─── WORKING DATA ───

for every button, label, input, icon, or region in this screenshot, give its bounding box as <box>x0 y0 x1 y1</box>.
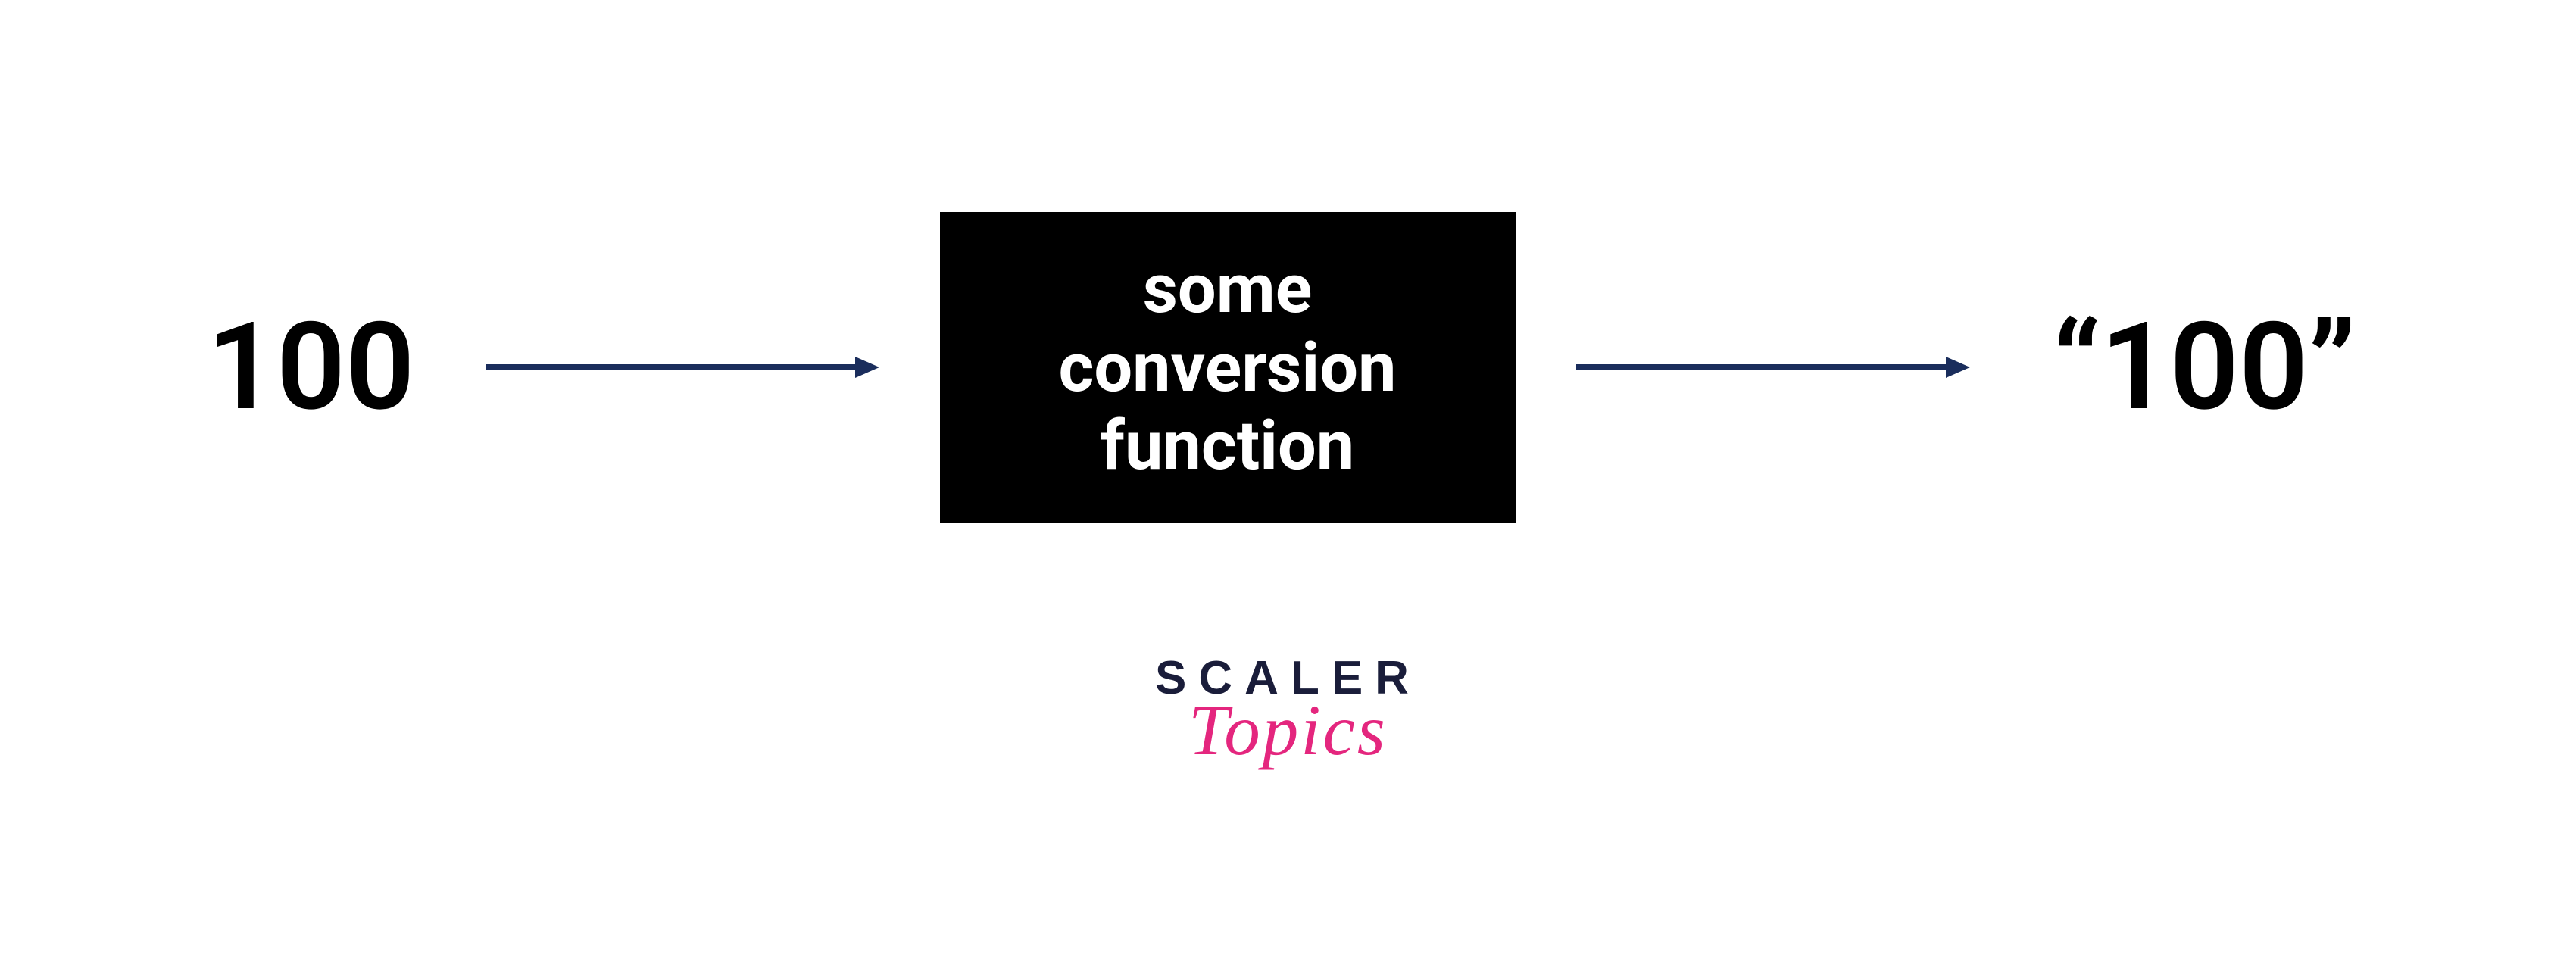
logo-bottom-text: Topics <box>1155 688 1421 772</box>
box-text-line3: function <box>1008 407 1447 485</box>
box-text-line1: some <box>1008 250 1447 329</box>
scaler-topics-logo: SCALER Topics <box>1155 651 1421 772</box>
conversion-diagram: 100 some conversion function “100” <box>0 212 2576 523</box>
conversion-function-box: some conversion function <box>940 212 1516 523</box>
output-value: “100” <box>2031 297 2379 438</box>
arrow-right-icon <box>486 352 879 382</box>
arrow-left <box>486 352 879 382</box>
input-value: 100 <box>198 297 425 438</box>
box-text-line2: conversion <box>1008 329 1447 407</box>
arrow-right <box>1576 352 1970 382</box>
arrow-right-icon <box>1576 352 1970 382</box>
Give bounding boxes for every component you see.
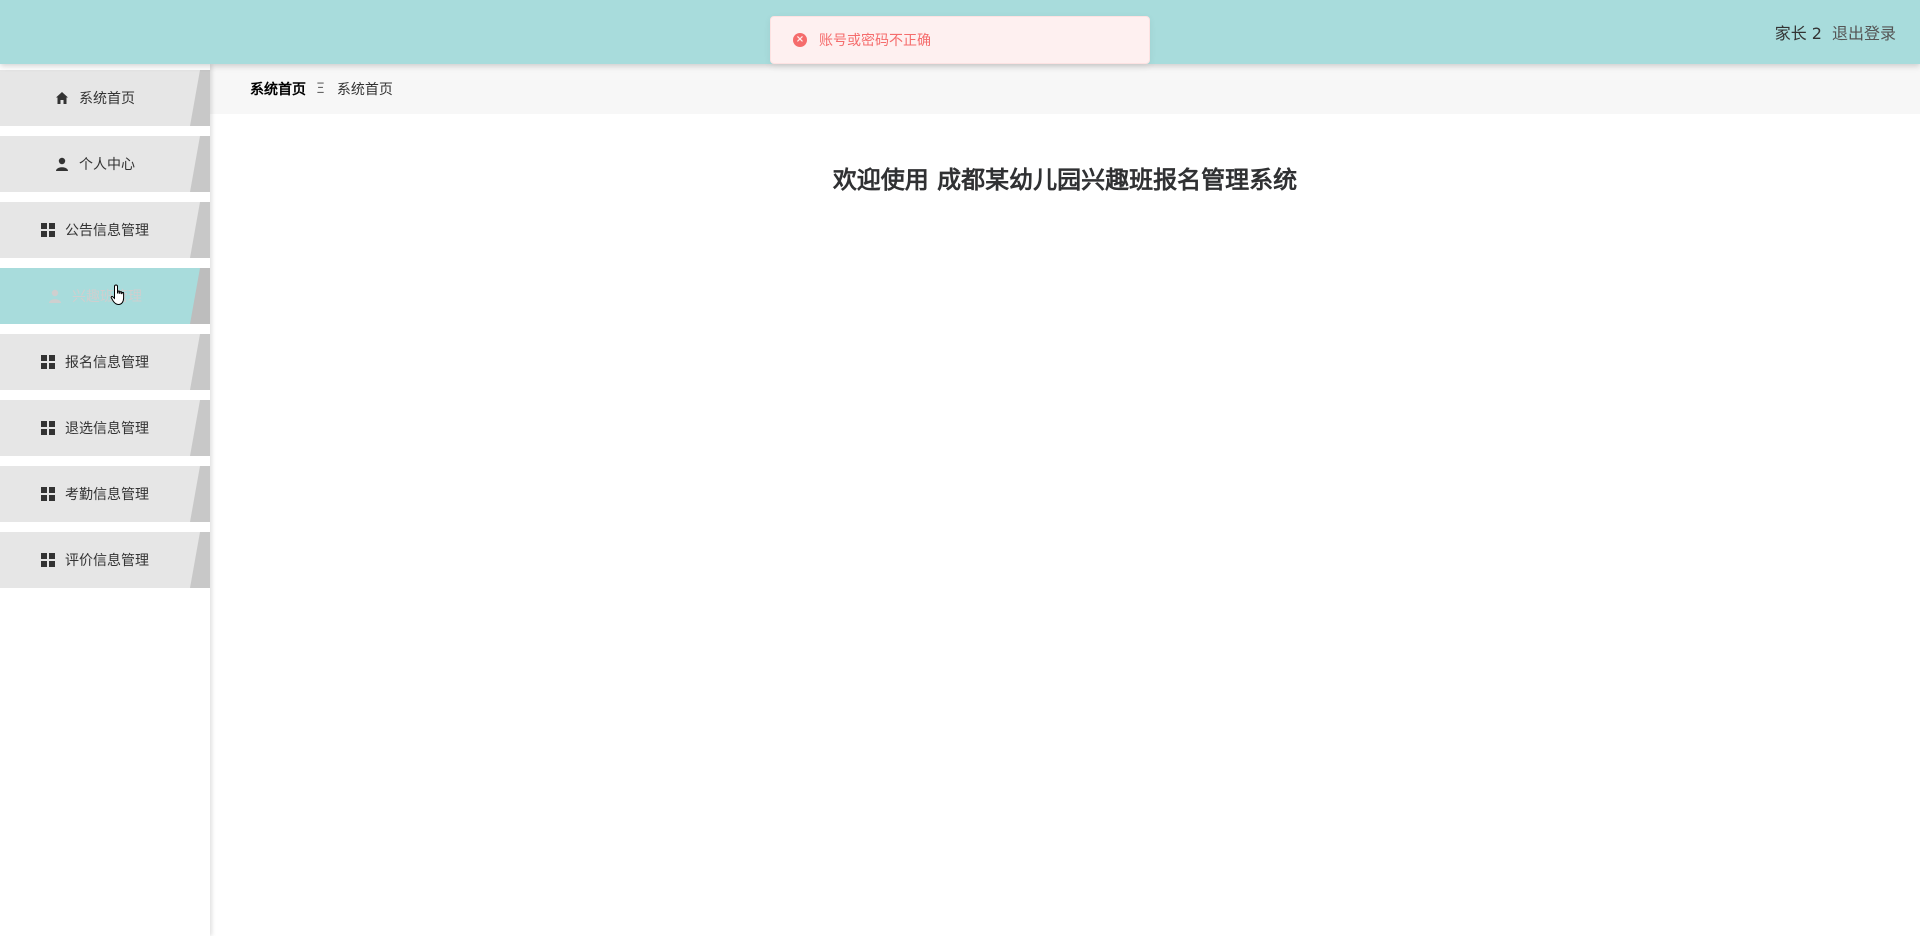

───

Rewrite the rows above, changing "bounding" to "enclosing" and keeping everything else the same. Leave out the pictures.

- **WRITTEN SOLUTION**
for every button, label, input, icon, or region in this screenshot, give its enclosing box as <box>x0 y0 x1 y1</box>.
logo-bottom-text: Topics <box>1155 688 1421 772</box>
box-text-line3: function <box>1008 407 1447 485</box>
box-text-line1: some <box>1008 250 1447 329</box>
scaler-topics-logo: SCALER Topics <box>1155 651 1421 772</box>
conversion-diagram: 100 some conversion function “100” <box>0 212 2576 523</box>
conversion-function-box: some conversion function <box>940 212 1516 523</box>
output-value: “100” <box>2031 297 2379 438</box>
arrow-right-icon <box>486 352 879 382</box>
arrow-left <box>486 352 879 382</box>
input-value: 100 <box>198 297 425 438</box>
box-text-line2: conversion <box>1008 329 1447 407</box>
arrow-right <box>1576 352 1970 382</box>
arrow-right-icon <box>1576 352 1970 382</box>
Give enclosing boxes for every component you see.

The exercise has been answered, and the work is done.